_Task to carry out_: Report how many lines in the records hold the string "период"; give the number and nothing else.

_Task data_:

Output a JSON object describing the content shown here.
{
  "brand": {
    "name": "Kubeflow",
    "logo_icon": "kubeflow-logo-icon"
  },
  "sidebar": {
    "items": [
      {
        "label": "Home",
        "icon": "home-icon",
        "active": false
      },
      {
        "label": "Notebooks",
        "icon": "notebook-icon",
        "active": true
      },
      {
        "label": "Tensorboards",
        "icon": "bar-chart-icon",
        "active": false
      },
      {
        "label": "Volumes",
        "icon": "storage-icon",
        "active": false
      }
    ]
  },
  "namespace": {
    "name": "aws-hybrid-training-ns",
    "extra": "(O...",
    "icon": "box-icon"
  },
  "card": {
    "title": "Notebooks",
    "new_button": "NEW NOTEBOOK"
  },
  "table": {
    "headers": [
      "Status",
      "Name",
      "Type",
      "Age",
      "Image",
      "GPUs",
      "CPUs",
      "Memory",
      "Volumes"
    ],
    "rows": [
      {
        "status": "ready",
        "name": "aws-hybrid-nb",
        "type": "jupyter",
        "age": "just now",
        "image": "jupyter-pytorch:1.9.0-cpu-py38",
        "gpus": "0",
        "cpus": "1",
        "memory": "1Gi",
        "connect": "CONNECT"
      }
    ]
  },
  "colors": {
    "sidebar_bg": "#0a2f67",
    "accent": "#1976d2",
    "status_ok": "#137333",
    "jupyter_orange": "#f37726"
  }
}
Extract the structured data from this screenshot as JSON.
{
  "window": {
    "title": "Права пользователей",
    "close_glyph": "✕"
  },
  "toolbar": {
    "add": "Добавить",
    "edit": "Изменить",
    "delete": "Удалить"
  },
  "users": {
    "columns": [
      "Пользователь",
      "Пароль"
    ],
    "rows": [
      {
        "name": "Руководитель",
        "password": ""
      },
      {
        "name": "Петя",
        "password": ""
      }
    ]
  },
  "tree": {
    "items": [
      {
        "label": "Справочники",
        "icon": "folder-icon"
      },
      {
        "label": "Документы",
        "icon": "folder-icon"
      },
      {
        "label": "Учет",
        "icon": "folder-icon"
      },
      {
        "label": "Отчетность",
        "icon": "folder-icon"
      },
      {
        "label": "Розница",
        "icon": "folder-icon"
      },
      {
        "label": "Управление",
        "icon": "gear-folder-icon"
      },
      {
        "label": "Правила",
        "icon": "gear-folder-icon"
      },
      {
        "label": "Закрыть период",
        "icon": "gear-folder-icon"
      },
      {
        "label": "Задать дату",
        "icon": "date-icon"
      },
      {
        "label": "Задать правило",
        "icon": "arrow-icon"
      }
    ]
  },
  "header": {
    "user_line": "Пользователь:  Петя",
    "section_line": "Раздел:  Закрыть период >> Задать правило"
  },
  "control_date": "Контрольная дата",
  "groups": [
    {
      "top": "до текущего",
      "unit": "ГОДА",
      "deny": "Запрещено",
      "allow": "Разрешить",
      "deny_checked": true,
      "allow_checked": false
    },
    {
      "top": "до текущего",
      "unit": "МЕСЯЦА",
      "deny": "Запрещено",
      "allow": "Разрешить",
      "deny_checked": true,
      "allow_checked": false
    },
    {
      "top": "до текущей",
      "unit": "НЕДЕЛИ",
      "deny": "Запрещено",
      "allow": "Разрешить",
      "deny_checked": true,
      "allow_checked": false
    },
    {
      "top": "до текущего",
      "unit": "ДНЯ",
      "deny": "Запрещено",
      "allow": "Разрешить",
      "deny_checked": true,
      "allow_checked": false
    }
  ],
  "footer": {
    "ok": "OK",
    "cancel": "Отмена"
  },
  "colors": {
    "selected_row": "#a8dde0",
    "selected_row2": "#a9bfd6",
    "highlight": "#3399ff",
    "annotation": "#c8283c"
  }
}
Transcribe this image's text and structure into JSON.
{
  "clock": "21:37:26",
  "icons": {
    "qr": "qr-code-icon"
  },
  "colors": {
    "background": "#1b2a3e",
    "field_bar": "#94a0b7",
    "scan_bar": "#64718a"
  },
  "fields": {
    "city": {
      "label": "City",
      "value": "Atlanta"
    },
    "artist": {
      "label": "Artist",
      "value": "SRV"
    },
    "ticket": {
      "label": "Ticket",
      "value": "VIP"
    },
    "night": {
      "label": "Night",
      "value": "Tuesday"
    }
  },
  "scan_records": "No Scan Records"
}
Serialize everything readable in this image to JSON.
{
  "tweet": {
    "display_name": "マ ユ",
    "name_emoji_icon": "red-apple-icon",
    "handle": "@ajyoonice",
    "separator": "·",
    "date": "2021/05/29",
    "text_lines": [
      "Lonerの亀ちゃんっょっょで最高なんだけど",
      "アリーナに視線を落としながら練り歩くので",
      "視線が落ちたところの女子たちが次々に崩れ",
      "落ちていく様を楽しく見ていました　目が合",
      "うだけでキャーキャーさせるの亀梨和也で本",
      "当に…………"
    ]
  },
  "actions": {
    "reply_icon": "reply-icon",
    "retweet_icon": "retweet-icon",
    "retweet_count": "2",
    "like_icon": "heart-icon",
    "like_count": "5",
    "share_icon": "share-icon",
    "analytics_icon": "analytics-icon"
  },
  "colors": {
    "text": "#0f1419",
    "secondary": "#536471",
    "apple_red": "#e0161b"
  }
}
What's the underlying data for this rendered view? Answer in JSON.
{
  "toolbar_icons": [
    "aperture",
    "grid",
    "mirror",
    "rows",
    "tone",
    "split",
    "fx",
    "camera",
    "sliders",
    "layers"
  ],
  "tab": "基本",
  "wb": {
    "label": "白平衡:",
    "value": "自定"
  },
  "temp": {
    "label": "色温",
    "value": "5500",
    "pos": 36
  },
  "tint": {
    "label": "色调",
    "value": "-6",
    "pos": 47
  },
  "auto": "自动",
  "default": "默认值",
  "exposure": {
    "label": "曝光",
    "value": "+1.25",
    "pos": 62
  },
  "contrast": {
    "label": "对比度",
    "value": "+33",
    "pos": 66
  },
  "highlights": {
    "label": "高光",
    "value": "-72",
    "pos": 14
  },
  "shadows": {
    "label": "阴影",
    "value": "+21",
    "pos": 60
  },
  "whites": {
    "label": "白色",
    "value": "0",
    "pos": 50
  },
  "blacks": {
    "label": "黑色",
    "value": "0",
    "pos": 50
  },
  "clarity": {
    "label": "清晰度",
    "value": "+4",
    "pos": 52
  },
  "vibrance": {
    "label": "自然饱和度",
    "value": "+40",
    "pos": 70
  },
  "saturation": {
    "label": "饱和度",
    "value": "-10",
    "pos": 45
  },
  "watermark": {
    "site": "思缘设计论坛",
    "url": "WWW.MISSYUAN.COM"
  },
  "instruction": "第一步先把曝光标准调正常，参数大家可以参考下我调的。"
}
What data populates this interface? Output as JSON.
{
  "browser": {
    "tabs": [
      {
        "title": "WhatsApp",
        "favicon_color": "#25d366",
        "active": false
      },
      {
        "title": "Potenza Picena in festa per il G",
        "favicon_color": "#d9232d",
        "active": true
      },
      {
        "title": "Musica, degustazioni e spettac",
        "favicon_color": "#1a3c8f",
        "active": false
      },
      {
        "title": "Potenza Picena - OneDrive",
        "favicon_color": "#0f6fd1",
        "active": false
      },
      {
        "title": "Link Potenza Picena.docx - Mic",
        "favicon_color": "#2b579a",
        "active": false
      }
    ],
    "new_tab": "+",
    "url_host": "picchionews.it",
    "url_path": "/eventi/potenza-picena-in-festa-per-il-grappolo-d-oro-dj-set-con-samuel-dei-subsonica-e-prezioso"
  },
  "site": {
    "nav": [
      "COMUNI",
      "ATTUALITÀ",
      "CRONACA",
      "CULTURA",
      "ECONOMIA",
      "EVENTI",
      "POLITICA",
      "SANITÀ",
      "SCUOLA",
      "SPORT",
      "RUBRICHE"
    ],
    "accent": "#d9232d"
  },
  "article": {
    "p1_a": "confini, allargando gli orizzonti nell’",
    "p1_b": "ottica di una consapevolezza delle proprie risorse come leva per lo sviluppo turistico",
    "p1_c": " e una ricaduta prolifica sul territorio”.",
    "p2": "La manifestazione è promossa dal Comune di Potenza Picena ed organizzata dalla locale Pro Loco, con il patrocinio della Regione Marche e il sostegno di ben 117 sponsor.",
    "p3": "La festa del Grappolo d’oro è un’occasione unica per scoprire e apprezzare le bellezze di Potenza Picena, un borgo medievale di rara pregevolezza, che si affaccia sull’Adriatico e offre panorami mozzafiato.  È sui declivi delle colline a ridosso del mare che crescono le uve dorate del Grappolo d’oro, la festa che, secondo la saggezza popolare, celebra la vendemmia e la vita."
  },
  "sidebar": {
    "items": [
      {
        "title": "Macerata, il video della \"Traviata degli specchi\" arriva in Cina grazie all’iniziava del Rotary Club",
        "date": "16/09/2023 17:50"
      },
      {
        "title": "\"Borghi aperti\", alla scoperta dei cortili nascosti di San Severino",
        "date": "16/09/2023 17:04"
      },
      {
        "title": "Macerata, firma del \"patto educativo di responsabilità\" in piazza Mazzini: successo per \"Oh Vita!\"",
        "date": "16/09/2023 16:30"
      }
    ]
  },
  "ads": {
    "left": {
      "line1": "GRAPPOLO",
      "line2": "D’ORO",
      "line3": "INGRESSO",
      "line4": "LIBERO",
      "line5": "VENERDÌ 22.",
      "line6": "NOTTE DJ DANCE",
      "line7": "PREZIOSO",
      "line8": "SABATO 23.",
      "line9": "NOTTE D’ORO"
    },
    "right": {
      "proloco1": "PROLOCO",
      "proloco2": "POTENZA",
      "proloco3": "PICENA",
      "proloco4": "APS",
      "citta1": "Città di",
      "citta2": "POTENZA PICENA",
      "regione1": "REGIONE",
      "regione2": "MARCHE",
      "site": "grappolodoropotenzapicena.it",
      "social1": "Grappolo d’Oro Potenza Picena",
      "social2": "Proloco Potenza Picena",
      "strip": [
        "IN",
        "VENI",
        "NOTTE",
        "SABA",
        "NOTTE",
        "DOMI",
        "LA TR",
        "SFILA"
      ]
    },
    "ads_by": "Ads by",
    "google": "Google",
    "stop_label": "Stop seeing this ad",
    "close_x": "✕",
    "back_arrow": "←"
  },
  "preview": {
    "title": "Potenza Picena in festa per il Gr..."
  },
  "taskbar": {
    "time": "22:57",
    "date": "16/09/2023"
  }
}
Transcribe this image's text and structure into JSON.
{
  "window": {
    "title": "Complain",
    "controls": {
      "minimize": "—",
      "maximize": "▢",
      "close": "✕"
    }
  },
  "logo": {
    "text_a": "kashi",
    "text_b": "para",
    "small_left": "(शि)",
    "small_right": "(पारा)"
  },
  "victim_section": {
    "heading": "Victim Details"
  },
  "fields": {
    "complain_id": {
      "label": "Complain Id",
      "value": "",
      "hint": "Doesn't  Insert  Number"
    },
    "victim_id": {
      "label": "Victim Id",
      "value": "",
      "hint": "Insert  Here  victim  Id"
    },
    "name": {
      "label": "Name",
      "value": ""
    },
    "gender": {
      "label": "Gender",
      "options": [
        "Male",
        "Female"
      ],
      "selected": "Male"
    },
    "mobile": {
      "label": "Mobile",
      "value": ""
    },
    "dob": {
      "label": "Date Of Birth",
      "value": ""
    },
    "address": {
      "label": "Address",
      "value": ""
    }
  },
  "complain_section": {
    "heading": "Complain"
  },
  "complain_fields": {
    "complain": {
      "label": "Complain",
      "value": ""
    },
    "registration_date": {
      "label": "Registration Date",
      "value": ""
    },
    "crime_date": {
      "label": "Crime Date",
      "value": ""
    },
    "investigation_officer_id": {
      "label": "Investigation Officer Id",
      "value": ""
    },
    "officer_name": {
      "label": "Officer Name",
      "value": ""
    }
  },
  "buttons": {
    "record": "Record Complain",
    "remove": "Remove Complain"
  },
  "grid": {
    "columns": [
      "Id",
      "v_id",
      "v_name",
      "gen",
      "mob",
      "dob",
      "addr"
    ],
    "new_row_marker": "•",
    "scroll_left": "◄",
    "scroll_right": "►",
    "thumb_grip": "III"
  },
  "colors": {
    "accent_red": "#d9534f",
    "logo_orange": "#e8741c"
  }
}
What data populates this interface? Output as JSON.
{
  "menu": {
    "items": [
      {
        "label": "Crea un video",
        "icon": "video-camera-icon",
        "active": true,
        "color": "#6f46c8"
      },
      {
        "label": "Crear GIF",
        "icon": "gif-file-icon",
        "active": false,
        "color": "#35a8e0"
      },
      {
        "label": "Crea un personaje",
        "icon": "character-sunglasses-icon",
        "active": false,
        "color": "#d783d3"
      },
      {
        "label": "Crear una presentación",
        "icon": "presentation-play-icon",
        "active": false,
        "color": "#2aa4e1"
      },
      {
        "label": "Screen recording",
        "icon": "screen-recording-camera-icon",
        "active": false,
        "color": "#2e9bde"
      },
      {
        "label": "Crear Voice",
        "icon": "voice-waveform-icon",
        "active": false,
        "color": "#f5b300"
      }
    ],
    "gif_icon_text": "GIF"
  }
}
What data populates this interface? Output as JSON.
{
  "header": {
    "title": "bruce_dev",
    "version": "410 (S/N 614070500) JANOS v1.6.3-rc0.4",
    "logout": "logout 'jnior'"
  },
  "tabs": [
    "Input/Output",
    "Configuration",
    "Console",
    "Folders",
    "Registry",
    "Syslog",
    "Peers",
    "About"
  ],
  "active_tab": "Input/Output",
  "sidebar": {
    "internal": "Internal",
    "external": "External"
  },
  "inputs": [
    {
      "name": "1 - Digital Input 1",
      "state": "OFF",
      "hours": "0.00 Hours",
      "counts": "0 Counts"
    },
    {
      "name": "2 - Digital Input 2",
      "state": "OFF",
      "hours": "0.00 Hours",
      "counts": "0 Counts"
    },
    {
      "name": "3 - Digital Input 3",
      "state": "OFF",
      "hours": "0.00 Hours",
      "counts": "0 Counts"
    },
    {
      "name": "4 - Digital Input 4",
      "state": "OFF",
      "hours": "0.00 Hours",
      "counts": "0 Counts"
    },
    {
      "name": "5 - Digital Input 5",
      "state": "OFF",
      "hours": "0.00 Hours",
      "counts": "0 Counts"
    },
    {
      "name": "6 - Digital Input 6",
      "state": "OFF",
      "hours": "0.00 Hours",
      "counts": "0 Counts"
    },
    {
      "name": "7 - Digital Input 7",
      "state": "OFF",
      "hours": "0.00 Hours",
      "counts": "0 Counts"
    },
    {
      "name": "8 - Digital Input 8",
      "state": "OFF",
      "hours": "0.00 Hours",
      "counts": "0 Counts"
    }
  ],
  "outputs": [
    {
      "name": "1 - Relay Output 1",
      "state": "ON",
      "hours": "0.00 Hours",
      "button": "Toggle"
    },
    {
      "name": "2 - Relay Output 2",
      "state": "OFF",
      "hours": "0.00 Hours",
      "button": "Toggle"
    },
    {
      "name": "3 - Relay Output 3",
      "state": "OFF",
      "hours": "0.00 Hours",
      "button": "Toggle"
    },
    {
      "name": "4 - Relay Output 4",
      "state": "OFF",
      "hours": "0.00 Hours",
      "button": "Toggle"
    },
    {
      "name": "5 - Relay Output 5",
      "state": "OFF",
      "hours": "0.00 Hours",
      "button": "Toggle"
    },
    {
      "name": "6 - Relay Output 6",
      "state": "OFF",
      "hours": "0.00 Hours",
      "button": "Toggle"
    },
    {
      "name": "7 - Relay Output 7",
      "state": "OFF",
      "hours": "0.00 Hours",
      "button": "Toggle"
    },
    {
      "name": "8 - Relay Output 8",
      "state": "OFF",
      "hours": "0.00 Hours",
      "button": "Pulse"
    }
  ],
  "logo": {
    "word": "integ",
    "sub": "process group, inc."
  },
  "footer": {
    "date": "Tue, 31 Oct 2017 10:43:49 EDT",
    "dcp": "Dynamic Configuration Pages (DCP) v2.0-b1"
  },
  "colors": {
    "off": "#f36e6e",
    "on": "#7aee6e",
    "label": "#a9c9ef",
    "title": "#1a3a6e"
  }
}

_Written answer_: 2